[Stored data entries]
= = = =
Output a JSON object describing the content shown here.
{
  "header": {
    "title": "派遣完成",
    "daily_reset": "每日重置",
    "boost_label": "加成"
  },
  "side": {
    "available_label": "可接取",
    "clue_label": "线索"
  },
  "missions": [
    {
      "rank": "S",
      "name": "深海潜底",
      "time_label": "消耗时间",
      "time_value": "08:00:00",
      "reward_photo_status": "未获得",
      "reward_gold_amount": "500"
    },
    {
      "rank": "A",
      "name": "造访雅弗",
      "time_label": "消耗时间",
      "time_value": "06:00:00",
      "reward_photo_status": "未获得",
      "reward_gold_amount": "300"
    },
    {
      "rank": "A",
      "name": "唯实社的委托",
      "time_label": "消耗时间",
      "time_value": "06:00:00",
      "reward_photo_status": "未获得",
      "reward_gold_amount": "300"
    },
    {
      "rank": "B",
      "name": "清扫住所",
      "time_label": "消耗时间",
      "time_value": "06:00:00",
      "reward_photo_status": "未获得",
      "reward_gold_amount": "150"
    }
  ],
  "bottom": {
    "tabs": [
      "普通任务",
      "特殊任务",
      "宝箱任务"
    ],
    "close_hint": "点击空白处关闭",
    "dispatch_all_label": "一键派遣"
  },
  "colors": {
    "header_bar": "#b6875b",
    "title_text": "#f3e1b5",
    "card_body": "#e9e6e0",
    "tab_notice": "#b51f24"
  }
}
= = = =
**TASK DESCRIPTION**. Set down each entry again, unchanged.

**FINISHED EXERCISE**.
Output a JSON object describing the content shown here.
{
  "header": {
    "title": "派遣完成",
    "daily_reset": "每日重置",
    "boost_label": "加成"
  },
  "side": {
    "available_label": "可接取",
    "clue_label": "线索"
  },
  "missions": [
    {
      "rank": "S",
      "name": "深海潜底",
      "time_label": "消耗时间",
      "time_value": "08:00:00",
      "reward_photo_status": "未获得",
      "reward_gold_amount": "500"
    },
    {
      "rank": "A",
      "name": "造访雅弗",
      "time_label": "消耗时间",
      "time_value": "06:00:00",
      "reward_photo_status": "未获得",
      "reward_gold_amount": "300"
    },
    {
      "rank": "A",
      "name": "唯实社的委托",
      "time_label": "消耗时间",
      "time_value": "06:00:00",
      "reward_photo_status": "未获得",
      "reward_gold_amount": "300"
    },
    {
      "rank": "B",
      "name": "清扫住所",
      "time_label": "消耗时间",
      "time_value": "06:00:00",
      "reward_photo_status": "未获得",
      "reward_gold_amount": "150"
    }
  ],
  "bottom": {
    "tabs": [
      "普通任务",
      "特殊任务",
      "宝箱任务"
    ],
    "close_hint": "点击空白处关闭",
    "dispatch_all_label": "一键派遣"
  },
  "colors": {
    "header_bar": "#b6875b",
    "title_text": "#f3e1b5",
    "card_body": "#e9e6e0",
    "tab_notice": "#b51f24"
  }
}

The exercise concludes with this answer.